Critiques de films

Image du film Freda
Néhémie Bastien © Nour Films
Freda
Un film de Gessica Généus

Très populaire à Haïti, Gessica Généus, met son talent au service de son pays où elle est restée vivre quand ceux qui le peuvent choisissent la fuite. Comédienne, chanteuse, elle a créé sa propre société de production et réalisé une série de portraits de grandes figures contemporaines de la société haïtienne ainsi que Douvan jou ka leve (Le jour se lèvera) (2017), lauréat de nombreux prix et projeté dans le monde entier. Freda raconte par le biais de la fiction, et en langue créole, le destin de femmes qui se battent pour leur survie, chacune à sa manière.

Jeannette tient une toute petite épicerie à Port-au-Prince, dans un quartier populaire où les dommages causés par le séisme de 2007 sont encore visibles. Elle a trois enfants, Moïse, Esther et Freda. Moïse n’a qu’un rêve, émigrer au Chili. Sa sœur Esther, la belle Esther, fréquente tout homme qui peut lui donner de l’argent, le pasteur puis un homme d’affaires, incarnation du pouvoir corrompu qui règne à Haïti. Peu importe pour Esther, il la demande en mariage et elle l’épouse. Dure sera la désillusion ! Quant à Freda, double de Gessica Généus, elle assiste à l’état de déliquescence du monde où elle a grandi et où un avenir meilleur est difficile à imaginer. Le film a été projeté dans un quartier cossu de Port-au-Prince avec un appel de fonds pour aider la population démunie, une projection chargée d’émotion. Le film a été tourné en 2019 et n’aurait pu l’être sans la protection des habitants des quartiers où la réalisatrice a posé sa caméra et qu’elle connaît bien pour y avoir elle-même grandi.

* _ITEMS PRÉSENTÉS_:

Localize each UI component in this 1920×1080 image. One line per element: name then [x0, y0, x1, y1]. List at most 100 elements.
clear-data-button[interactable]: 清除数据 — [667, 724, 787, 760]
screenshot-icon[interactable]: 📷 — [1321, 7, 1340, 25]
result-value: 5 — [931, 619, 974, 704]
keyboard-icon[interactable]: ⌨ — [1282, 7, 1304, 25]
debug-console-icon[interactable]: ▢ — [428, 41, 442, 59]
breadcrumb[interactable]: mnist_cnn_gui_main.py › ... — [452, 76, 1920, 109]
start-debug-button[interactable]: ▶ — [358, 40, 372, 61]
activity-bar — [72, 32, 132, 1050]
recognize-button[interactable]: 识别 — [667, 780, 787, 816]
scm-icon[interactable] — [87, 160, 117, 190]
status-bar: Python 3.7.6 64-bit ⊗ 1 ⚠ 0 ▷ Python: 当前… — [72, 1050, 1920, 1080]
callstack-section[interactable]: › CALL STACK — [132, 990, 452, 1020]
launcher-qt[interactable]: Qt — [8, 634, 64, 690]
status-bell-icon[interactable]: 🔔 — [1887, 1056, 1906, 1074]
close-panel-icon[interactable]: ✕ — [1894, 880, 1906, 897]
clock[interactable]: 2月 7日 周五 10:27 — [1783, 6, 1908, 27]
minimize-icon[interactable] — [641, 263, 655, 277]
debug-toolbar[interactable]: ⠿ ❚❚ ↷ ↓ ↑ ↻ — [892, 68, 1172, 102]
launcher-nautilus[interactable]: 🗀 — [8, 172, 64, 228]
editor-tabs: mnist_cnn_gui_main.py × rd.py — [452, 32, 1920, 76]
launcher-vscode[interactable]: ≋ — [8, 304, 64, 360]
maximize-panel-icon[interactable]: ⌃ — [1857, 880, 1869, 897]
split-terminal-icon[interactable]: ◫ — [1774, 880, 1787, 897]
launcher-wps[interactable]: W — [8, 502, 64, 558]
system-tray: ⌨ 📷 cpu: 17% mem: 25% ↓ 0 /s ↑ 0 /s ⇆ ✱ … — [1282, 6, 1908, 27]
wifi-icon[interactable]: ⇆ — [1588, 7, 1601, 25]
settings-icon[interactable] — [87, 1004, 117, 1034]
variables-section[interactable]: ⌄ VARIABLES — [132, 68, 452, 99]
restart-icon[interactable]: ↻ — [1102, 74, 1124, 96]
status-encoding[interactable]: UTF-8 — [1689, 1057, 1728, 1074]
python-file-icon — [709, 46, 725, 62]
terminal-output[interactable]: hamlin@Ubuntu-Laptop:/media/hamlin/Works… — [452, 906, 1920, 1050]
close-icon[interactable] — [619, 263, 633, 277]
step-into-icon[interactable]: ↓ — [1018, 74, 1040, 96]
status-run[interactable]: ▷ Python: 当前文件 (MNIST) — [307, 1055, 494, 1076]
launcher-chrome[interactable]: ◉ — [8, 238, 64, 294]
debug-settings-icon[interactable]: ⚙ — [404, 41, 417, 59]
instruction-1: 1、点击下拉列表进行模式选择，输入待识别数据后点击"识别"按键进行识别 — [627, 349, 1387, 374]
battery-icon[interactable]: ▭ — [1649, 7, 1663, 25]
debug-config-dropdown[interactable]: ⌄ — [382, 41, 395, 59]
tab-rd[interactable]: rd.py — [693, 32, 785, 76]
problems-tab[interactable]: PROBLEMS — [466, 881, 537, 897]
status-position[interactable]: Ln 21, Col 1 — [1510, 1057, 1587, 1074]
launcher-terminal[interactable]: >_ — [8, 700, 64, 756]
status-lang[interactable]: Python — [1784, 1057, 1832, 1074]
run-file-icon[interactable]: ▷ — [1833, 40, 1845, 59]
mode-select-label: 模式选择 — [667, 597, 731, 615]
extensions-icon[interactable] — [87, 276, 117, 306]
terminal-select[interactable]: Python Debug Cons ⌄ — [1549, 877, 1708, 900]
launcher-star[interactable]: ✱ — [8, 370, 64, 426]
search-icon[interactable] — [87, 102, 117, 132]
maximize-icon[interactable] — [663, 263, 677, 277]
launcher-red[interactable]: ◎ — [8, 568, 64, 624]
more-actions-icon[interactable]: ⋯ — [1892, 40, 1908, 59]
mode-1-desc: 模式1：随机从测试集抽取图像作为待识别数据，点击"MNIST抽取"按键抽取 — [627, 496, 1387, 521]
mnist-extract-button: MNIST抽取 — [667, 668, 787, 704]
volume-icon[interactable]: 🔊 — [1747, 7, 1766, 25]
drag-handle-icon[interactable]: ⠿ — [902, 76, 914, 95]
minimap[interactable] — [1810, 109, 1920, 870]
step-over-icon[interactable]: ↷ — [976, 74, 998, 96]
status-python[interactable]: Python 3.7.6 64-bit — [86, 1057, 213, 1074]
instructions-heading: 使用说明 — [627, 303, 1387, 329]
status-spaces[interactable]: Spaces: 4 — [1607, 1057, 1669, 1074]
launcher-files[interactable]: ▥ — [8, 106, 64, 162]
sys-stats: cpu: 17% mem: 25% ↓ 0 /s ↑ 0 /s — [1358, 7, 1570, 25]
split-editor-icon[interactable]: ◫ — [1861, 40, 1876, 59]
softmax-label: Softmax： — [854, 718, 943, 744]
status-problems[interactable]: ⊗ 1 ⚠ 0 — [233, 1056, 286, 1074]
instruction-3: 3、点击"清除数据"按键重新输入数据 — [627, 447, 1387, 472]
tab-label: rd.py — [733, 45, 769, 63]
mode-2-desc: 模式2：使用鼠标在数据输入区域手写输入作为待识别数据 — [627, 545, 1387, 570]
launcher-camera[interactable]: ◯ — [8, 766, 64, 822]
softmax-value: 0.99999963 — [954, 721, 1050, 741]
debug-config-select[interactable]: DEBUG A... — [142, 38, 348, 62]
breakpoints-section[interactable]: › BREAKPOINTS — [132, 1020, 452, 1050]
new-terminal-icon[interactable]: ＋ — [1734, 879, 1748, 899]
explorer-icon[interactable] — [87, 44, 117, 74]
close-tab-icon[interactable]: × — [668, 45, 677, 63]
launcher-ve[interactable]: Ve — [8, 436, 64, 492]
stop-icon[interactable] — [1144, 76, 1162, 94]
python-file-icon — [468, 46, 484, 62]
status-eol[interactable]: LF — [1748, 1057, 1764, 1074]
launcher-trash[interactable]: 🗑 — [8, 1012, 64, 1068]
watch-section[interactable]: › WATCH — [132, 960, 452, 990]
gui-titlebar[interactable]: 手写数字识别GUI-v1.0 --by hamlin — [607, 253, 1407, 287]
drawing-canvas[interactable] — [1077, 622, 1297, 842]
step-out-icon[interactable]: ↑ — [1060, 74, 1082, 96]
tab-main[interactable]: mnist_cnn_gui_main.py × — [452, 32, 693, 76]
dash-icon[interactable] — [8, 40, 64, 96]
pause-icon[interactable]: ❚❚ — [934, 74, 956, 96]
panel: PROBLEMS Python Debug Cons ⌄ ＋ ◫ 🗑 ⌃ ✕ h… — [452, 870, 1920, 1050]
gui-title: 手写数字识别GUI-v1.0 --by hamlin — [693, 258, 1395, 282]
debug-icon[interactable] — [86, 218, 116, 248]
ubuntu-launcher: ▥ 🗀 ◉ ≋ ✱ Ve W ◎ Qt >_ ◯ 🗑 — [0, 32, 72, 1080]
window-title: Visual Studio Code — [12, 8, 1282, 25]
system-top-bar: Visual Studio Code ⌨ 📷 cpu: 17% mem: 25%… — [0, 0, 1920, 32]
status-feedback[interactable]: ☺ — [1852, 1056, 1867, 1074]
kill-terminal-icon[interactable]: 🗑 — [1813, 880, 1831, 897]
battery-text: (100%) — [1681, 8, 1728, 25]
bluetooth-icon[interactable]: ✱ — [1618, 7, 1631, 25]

* _LISTE DES TÂCHES_:
[A] Reprenez sous forme de liste le paragraphe de l'extrait qui commence par « Jeannette tient une toute petite épicerie », en conservant ses faits principaux.
[B] Veuillez transcrire fidèlement la partie de l'extrait commençant par « Critiques de films » et se terminant par « à sa manière. ».
Appuyez-vous uniquement sur l'extrait.

* _RÉPONSES RÉDIGÉES_:
[A]
- Jeannette tient une petite épicerie dans un quartier populaire de Port-au-Prince où les dégâts du séisme sont encore visibles.
- Elle a trois enfants : Moïse, Esther et Freda.
- Moïse ne rêve que d'émigrer au Chili.
- Esther fréquente tout homme capable de lui donner de l'argent, le pasteur puis un homme d'affaires qui incarne le pouvoir corrompu. Il la demande en mariage et elle l'épouse, mais la désillusion sera dure.
- Freda, double de Gessica Généus, voit se déliter le monde où elle a grandi, où un avenir meilleur est difficile à imaginer.
- Le film a été projeté dans un quartier aisé de Port-au-Prince avec un appel de fonds pour la population démunie.
- Tourné en 2019, il n'aurait pu l'être sans la protection des habitants des quartiers où la réalisatrice a filmé et grandi.

[B]
Critiques de films

Image du film Freda
Néhémie Bastien © Nour Films
Freda
Un film de Gessica Généus

Très populaire à Haïti, Gessica Généus, met son talent au service de son pays où elle est restée vivre quand ceux qui le peuvent choisissent la fuite. Comédienne, chanteuse, elle a créé sa propre société de production et réalisé une série de portraits de grandes figures contemporaines de la société haïtienne ainsi que Douvan jou ka leve (Le jour se lèvera) (2017), lauréat de nombreux prix et projeté dans le monde entier. Freda raconte par le biais de la fiction, et en langue créole, le destin de femmes qui se battent pour leur survie, chacune à sa manière.